# START OF Extracted material

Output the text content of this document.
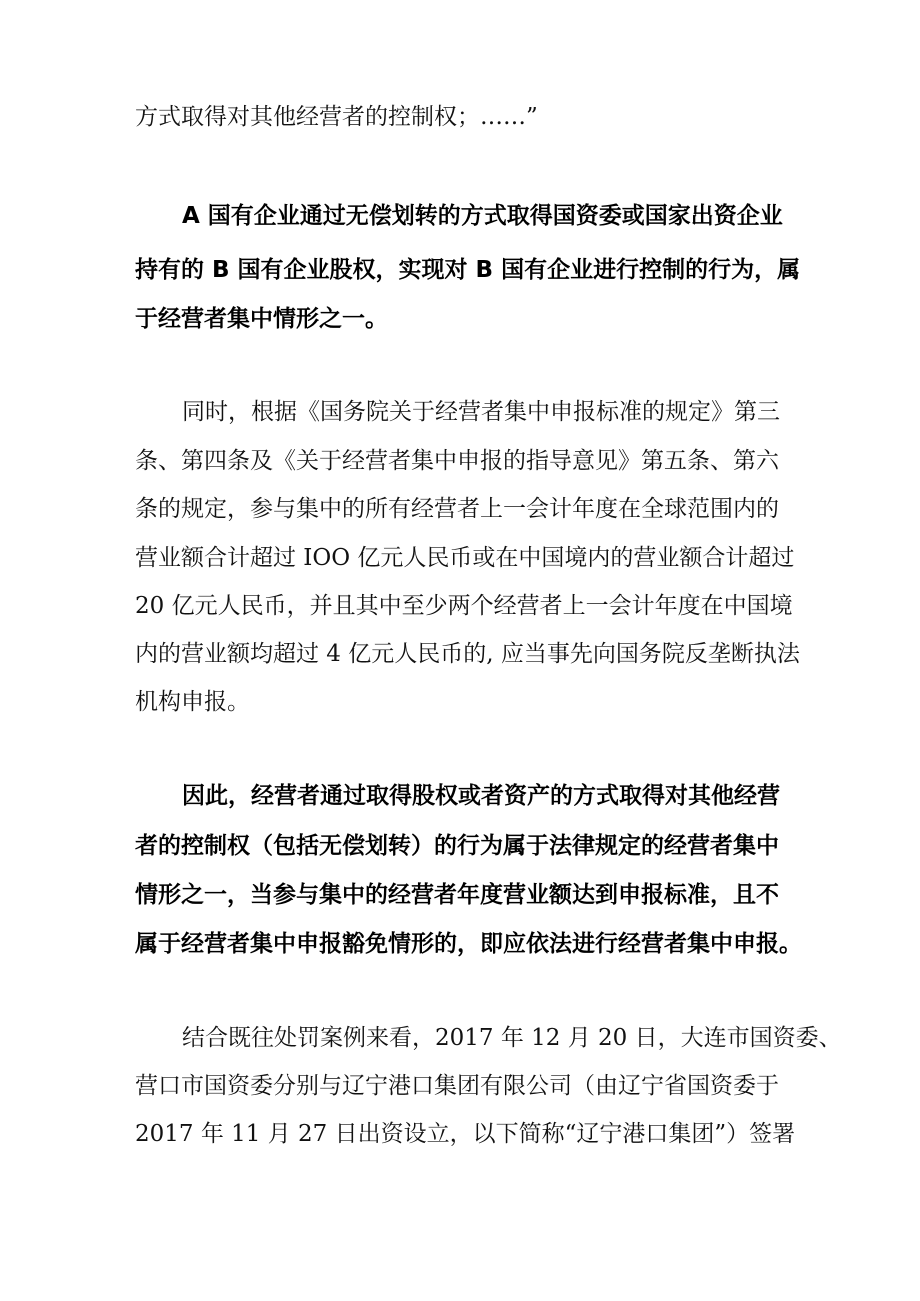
方式取得对其他经营者的控制权；……”
A 国有企业通过无偿划转的方式取得国资委或国家出资企业
持有的 B 国有企业股权，实现对 B 国有企业进行控制的行为，属
于经营者集中情形之一。
同时，根据《国务院关于经营者集中申报标准的规定》第三
条、第四条及《关于经营者集中申报的指导意见》第五条、第六
条的规定，参与集中的所有经营者上一会计年度在全球范围内的
营业额合计超过 IOO 亿元人民币或在中国境内的营业额合计超过
20 亿元人民币，并且其中至少两个经营者上一会计年度在中国境
内的营业额均超过 4 亿元人民币的, 应当事先向国务院反垄断执法
机构申报。
因此，经营者通过取得股权或者资产的方式取得对其他经营
者的控制权（包括无偿划转）的行为属于法律规定的经营者集中
情形之一，当参与集中的经营者年度营业额达到申报标准，且不
属于经营者集中申报豁免情形的，即应依法进行经营者集中申报。
结合既往处罚案例来看，2017 年 12 月 20 日，大连市国资委、
营口市国资委分别与辽宁港口集团有限公司（由辽宁省国资委于
2017 年 11 月 27 日出资设立，以下简称“辽宁港口集团”）签署
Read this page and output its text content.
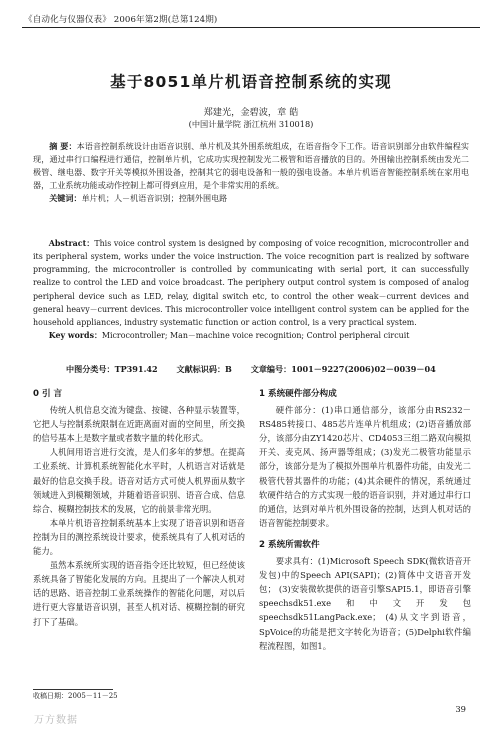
《自动化与仪器仪表》 2006年第2期(总第124期)
基于8051单片机语音控制系统的实现
郑建光，金碧波，章 皓
(中国计量学院 浙江杭州 310018)

摘 要：本语音控制系统设计由语音识别、单片机及其外围系统组成，在语音指令下工作。语音识别部分由软件编程实现，通过串行口编程进行通信，控制单片机，它成功实现控制发光二极管和语音播放的目的。外围输出控制系统由发光二极管、继电器、数字开关等模拟外围设备，控制其它的弱电设备和一般的强电设备。本单片机语音智能控制系统在家用电器，工业系统功能或动作控制上都可得到应用，是个非常实用的系统。

关键词：单片机；人－机语音识别；控制外围电路

Abstract：This voice control system is designed by composing of voice recognition, microcontroller and its peripheral system, works under the voice instruction. The voice recognition part is realized by software programming, the microcontroller is controlled by communicating with serial port, it can successfully realize to control the LED and voice broadcast. The periphery output control system is composed of analog peripheral device such as LED, relay, digital switch etc, to control the other weak－current devices and general heavy－current devices. This microcontroller voice intelligent control system can be applied for the household appliances, industry systematic function or action control, is a very practical system.

Key words：Microcontroller; Man－machine voice recognition; Control peripheral circuit

中图分类号：TP391.42 文献标识码：B 文章编号：1001－9227(2006)02－0039－04
0 引 言

传统人机信息交流为键盘、按键、各种显示装置等，它把人与控制系统限制在近距离面对面的空间里，所交换的信号基本上是数字量或者数字量的转化形式。

人机间用语言进行交流，是人们多年的梦想。在提高工业系统、计算机系统智能化水平时，人机语言对话就是最好的信息交换手段。语音对话方式可使人机界面从数字领域进入到模糊领域，并随着语音识别、语音合成、信息综合、模糊控制技术的发展，它的前景非常光明。

本单片机语音控制系统基本上实现了语音识别和语音控制为目的测控系统设计要求，使系统具有了人机对话的能力。

虽然本系统所实现的语音指令还比较短，但已经使该系统具备了智能化发展的方向。且提出了一个解决人机对话的思路、语音控制工业系统操作的智能化问题，对以后进行更大容量语音识别，甚至人机对话、模糊控制的研究打下了基础。

1 系统硬件部分构成

硬件部分：(1)串口通信部分，该部分由RS232－RS485转接口、485芯片连单片机组成；(2)语音播放部分，该部分由ZY1420芯片、CD4053三组二路双向模拟开关、麦克风、扬声器等组成；(3)发光二极管功能显示部分，该部分是为了模拟外围单片机器件功能，由发光二极管代替其器件的功能；(4)其余硬件的情况，系统通过软硬件结合的方式实现一般的语音识别，并对通过串行口的通信，达到对单片机外围设备的控制，达到人机对话的语音智能控制要求。

2 系统所需软件

要求具有：(1)Microsoft Speech SDK(微软语音开发包)中的Speech API(SAPI)；(2)简体中文语音开发包； (3)安装微软提供的语音引擎SAPI5.1，即语音引擎speechsdk51.exe和中文开发包speechsdk51LangPack.exe； (4)从文字到语音，SpVoice的功能是把文字转化为语音；(5)Delphi软件编程流程图，如图1。

收稿日期：2005－11－25
39
万方数据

# END OF Extracted material

• _The request_:
Select and copy every line of the material that holds the string "content".

• _The completed task_:
Output the text content of this document.
Read this page and output its text content.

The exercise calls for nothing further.